** Stated goal **
Print every line of the items below word for word. Leave the pictures out of your answer.

** Records supplied **
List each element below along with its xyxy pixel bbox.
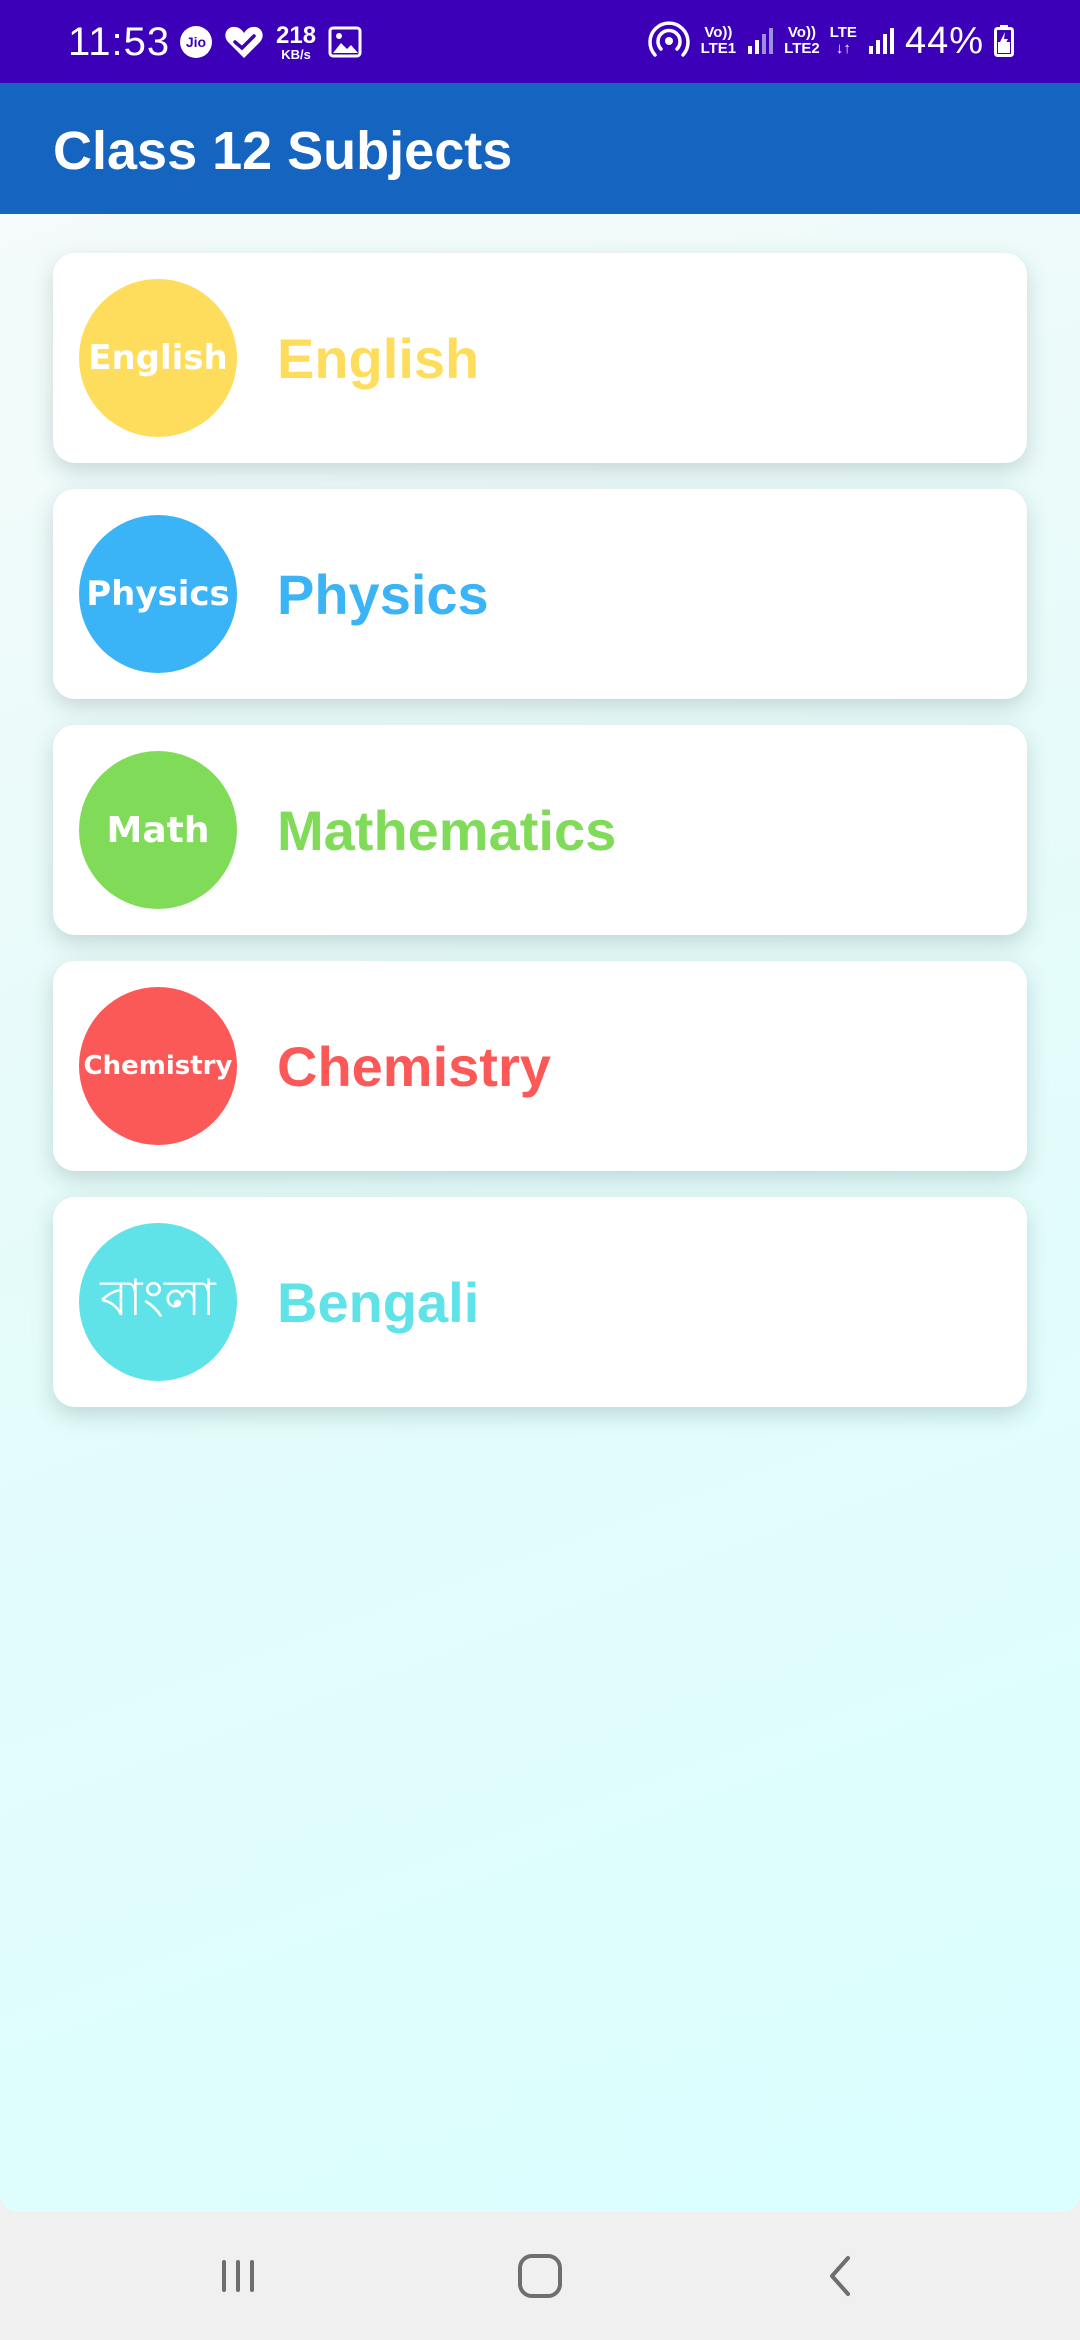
status-time: 11:53 <box>68 20 171 64</box>
navigation-bar <box>0 2212 1080 2340</box>
jio-icon: Jio <box>180 26 212 58</box>
subject-badge-text: Chemistry <box>83 1051 233 1081</box>
subject-label: Mathematics <box>277 799 617 862</box>
status-left-icons: Jio 218 KB/s <box>180 20 362 64</box>
subject-label: Chemistry <box>277 1035 551 1098</box>
subject-card-mathematics[interactable]: Math Mathematics <box>53 725 1027 935</box>
subject-badge: Math <box>79 751 237 909</box>
page-title: Class 12 Subjects <box>53 121 513 181</box>
signal-icon <box>868 28 894 54</box>
subject-list: English English Physics Physics Math Mat… <box>0 214 1080 2212</box>
subject-badge-text: Math <box>106 809 210 851</box>
subject-badge: বাংলা <box>79 1223 237 1381</box>
data-arrows-icon: ↓↑ <box>835 40 851 57</box>
status-bar: 11:53 Jio 218 KB/s Vo)) LTE1 Vo)) LTE2 L… <box>0 0 1080 83</box>
subject-label: English <box>277 327 480 390</box>
home-button[interactable] <box>480 2232 600 2320</box>
sim2-lte: LTE2 <box>784 40 820 57</box>
lte-indicator: LTE ↓↑ <box>830 25 857 57</box>
app-bar: Class 12 Subjects <box>0 83 1080 214</box>
subject-card-physics[interactable]: Physics Physics <box>53 489 1027 699</box>
heart-check-icon <box>225 26 263 58</box>
subject-badge: Chemistry <box>79 987 237 1145</box>
hotspot-icon <box>647 21 690 57</box>
subject-badge: Physics <box>79 515 237 673</box>
sim2-volte: Vo)) <box>787 24 816 41</box>
screen: 11:53 Jio 218 KB/s Vo)) LTE1 Vo)) LTE2 L… <box>0 0 1080 2340</box>
subject-label: Physics <box>277 563 489 626</box>
lte-label: LTE <box>829 24 857 41</box>
speed-unit: KB/s <box>281 46 311 62</box>
subject-badge-text: বাংলা <box>100 1268 216 1327</box>
subject-badge-text: English <box>88 338 228 378</box>
sim1-volte: Vo)) <box>704 24 733 41</box>
speed-value: 218 <box>276 21 317 49</box>
recents-icon <box>222 2260 254 2292</box>
signal-icon <box>748 28 774 54</box>
subject-card-bengali[interactable]: বাংলা Bengali <box>53 1197 1027 1407</box>
battery-percent: 44% <box>904 19 984 62</box>
subject-badge-text: Physics <box>86 574 230 614</box>
subject-card-chemistry[interactable]: Chemistry Chemistry <box>53 961 1027 1171</box>
subject-card-english[interactable]: English English <box>53 253 1027 463</box>
back-icon <box>830 2256 850 2296</box>
status-right-icons: Vo)) LTE1 Vo)) LTE2 LTE ↓↑ 44% <box>647 16 1014 66</box>
subject-label: Bengali <box>277 1271 480 1334</box>
battery-icon <box>994 25 1014 57</box>
back-button[interactable] <box>782 2232 902 2320</box>
sim2-indicator: Vo)) LTE2 <box>784 25 820 57</box>
home-icon <box>518 2254 562 2298</box>
gallery-icon <box>328 26 362 58</box>
sim1-indicator: Vo)) LTE1 <box>701 25 737 57</box>
network-speed: 218 KB/s <box>276 21 317 62</box>
recents-button[interactable] <box>178 2232 298 2320</box>
subject-badge: English <box>79 279 237 437</box>
sim1-lte: LTE1 <box>700 40 737 57</box>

** Worked answer **
List each element below along with its xyxy pixel bbox.
status-time: 11:53 <box>68 20 171 64</box>
navigation-bar <box>0 2212 1080 2340</box>
jio-icon: Jio <box>180 26 212 58</box>
subject-badge-text: Chemistry <box>83 1051 233 1081</box>
subject-label: Mathematics <box>277 799 617 862</box>
status-left-icons: Jio 218 KB/s <box>180 20 362 64</box>
subject-label: Chemistry <box>277 1035 551 1098</box>
subject-card-mathematics[interactable]: Math Mathematics <box>53 725 1027 935</box>
subject-badge: Math <box>79 751 237 909</box>
page-title: Class 12 Subjects <box>53 121 513 181</box>
signal-icon <box>868 28 894 54</box>
subject-list: English English Physics Physics Math Mat… <box>0 214 1080 2212</box>
subject-badge-text: Math <box>106 809 210 851</box>
subject-badge: বাংলা <box>79 1223 237 1381</box>
data-arrows-icon: ↓↑ <box>835 40 851 57</box>
status-bar: 11:53 Jio 218 KB/s Vo)) LTE1 Vo)) LTE2 L… <box>0 0 1080 83</box>
subject-label: English <box>277 327 480 390</box>
home-button[interactable] <box>480 2232 600 2320</box>
sim2-lte: LTE2 <box>784 40 820 57</box>
lte-indicator: LTE ↓↑ <box>830 25 857 57</box>
app-bar: Class 12 Subjects <box>0 83 1080 214</box>
subject-card-physics[interactable]: Physics Physics <box>53 489 1027 699</box>
heart-check-icon <box>225 26 263 58</box>
subject-badge: Chemistry <box>79 987 237 1145</box>
hotspot-icon <box>647 21 690 57</box>
subject-badge: Physics <box>79 515 237 673</box>
sim2-volte: Vo)) <box>787 24 816 41</box>
screen: 11:53 Jio 218 KB/s Vo)) LTE1 Vo)) LTE2 L… <box>0 0 1080 2340</box>
subject-label: Physics <box>277 563 489 626</box>
lte-label: LTE <box>829 24 857 41</box>
speed-unit: KB/s <box>281 46 311 62</box>
subject-badge-text: বাংলা <box>100 1268 216 1327</box>
subject-badge-text: English <box>88 338 228 378</box>
sim1-volte: Vo)) <box>704 24 733 41</box>
speed-value: 218 <box>276 21 317 49</box>
recents-icon <box>222 2260 254 2292</box>
signal-icon <box>748 28 774 54</box>
subject-card-bengali[interactable]: বাংলা Bengali <box>53 1197 1027 1407</box>
battery-percent: 44% <box>904 19 984 62</box>
subject-badge-text: Physics <box>86 574 230 614</box>
subject-card-chemistry[interactable]: Chemistry Chemistry <box>53 961 1027 1171</box>
subject-card-english[interactable]: English English <box>53 253 1027 463</box>
back-icon <box>830 2256 850 2296</box>
status-right-icons: Vo)) LTE1 Vo)) LTE2 LTE ↓↑ 44% <box>647 16 1014 66</box>
subject-label: Bengali <box>277 1271 480 1334</box>
battery-icon <box>994 25 1014 57</box>
back-button[interactable] <box>782 2232 902 2320</box>
sim2-indicator: Vo)) LTE2 <box>784 25 820 57</box>
home-icon <box>518 2254 562 2298</box>
gallery-icon <box>328 26 362 58</box>
sim1-indicator: Vo)) LTE1 <box>701 25 737 57</box>
network-speed: 218 KB/s <box>276 21 317 62</box>
recents-button[interactable] <box>178 2232 298 2320</box>
subject-badge: English <box>79 279 237 437</box>
sim1-lte: LTE1 <box>700 40 737 57</box>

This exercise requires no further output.